DATA SECTION —
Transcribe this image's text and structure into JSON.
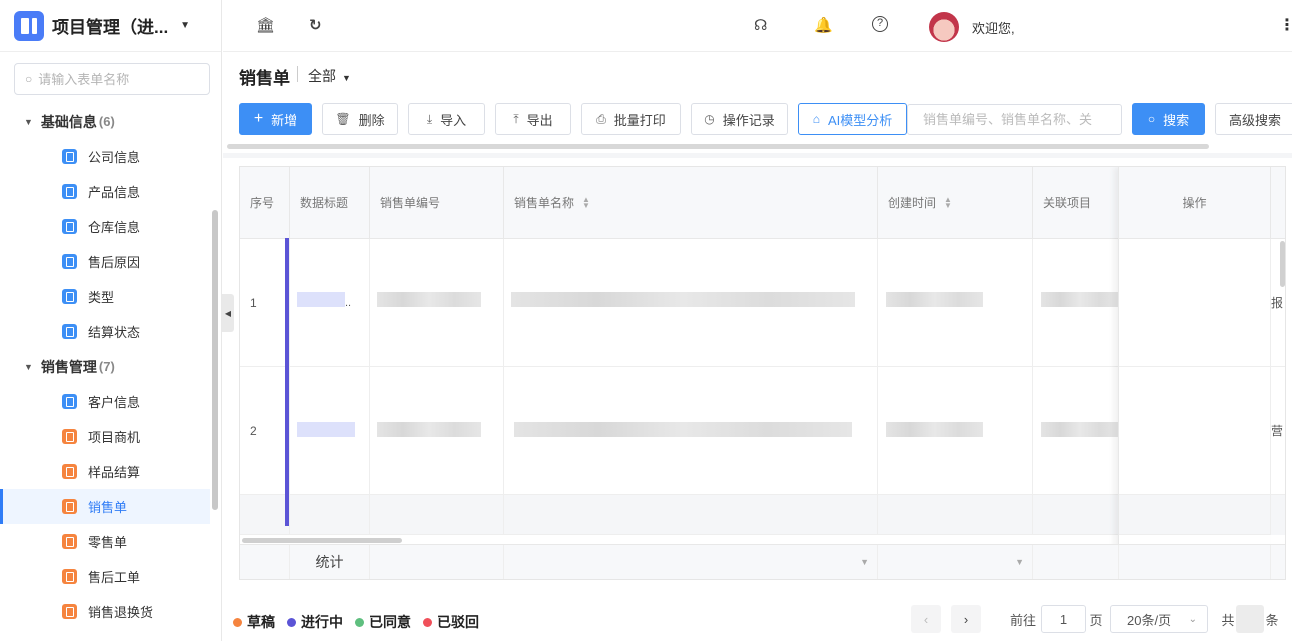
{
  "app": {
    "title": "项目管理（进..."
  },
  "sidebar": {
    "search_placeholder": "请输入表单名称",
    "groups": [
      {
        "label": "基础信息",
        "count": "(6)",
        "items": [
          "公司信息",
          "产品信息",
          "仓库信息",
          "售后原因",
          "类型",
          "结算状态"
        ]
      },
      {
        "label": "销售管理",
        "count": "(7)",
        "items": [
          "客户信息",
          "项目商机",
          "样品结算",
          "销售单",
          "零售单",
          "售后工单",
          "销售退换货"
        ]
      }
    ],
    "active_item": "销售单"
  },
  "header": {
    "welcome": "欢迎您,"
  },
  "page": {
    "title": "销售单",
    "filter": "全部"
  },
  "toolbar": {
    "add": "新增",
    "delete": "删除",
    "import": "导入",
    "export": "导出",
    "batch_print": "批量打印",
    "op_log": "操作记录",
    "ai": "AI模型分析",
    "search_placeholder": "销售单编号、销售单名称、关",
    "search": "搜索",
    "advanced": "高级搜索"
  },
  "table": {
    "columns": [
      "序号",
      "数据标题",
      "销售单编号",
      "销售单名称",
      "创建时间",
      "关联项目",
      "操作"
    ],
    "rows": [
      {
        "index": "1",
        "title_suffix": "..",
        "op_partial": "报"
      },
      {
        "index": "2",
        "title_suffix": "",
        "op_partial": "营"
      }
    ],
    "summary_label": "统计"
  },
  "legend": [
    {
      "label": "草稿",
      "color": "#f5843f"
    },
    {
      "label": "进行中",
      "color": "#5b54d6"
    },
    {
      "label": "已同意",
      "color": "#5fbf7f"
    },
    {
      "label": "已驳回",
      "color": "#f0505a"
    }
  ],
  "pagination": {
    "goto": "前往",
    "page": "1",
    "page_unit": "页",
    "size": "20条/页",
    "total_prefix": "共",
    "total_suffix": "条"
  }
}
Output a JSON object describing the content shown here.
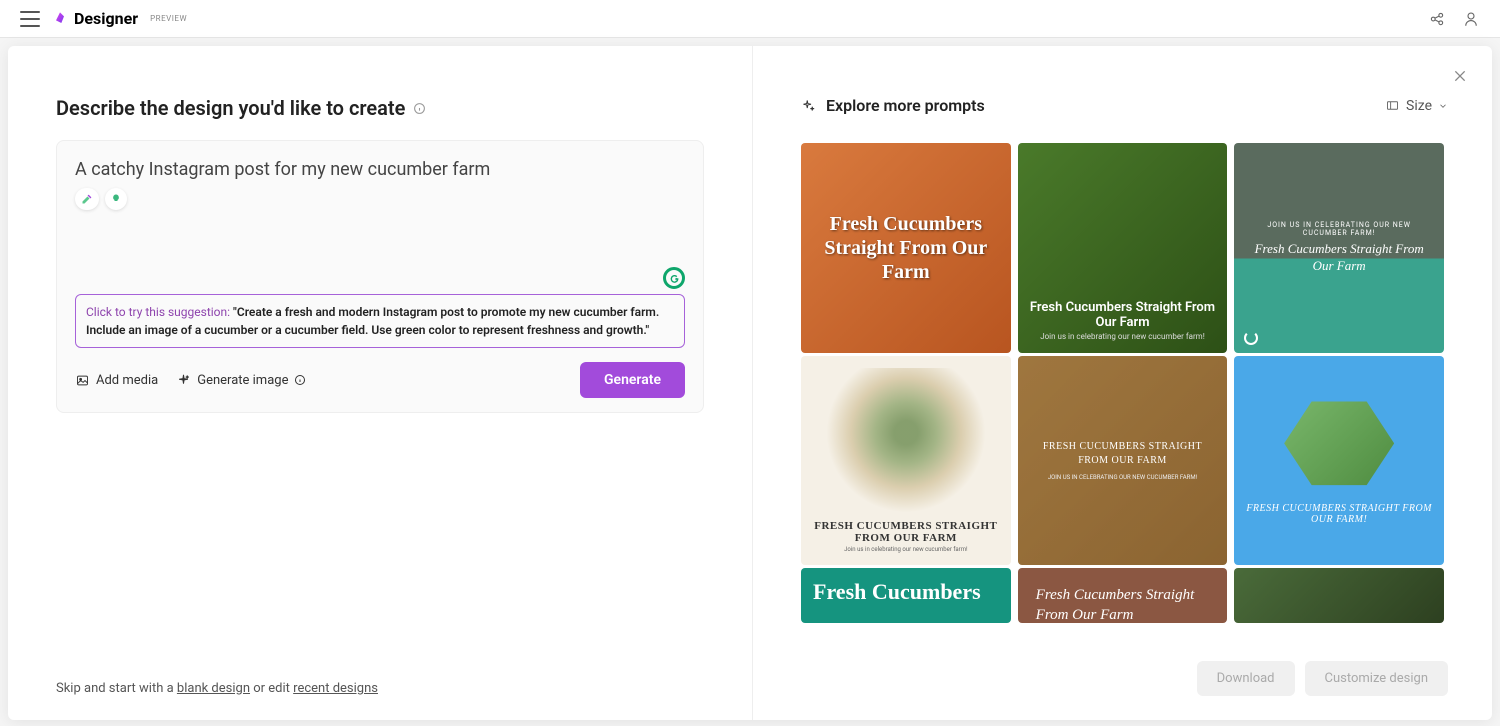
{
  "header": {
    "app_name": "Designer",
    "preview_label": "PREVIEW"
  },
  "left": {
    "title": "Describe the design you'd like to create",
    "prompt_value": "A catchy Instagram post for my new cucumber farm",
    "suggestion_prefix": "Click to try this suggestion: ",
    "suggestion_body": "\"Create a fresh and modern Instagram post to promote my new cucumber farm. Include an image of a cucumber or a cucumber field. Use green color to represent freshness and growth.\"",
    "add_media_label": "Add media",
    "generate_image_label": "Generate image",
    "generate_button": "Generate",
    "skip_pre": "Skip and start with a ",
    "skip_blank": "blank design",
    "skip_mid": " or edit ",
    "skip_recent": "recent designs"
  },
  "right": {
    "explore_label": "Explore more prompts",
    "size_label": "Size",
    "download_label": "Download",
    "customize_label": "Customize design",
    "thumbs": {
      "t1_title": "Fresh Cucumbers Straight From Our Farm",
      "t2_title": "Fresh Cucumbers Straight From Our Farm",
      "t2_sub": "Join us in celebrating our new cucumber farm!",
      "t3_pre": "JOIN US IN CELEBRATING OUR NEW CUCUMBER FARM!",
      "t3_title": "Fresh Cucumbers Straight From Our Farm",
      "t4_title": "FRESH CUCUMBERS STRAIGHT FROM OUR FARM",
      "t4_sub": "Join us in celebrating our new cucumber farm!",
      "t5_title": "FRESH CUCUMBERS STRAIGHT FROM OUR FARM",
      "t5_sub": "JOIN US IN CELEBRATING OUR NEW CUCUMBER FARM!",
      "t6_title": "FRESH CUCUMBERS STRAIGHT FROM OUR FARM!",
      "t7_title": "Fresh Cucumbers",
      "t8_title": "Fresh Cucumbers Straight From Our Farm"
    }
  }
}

STATED GOAL — Provide the number of lines in the data above that contain the string "post", and nothing else.

ANSWER — 2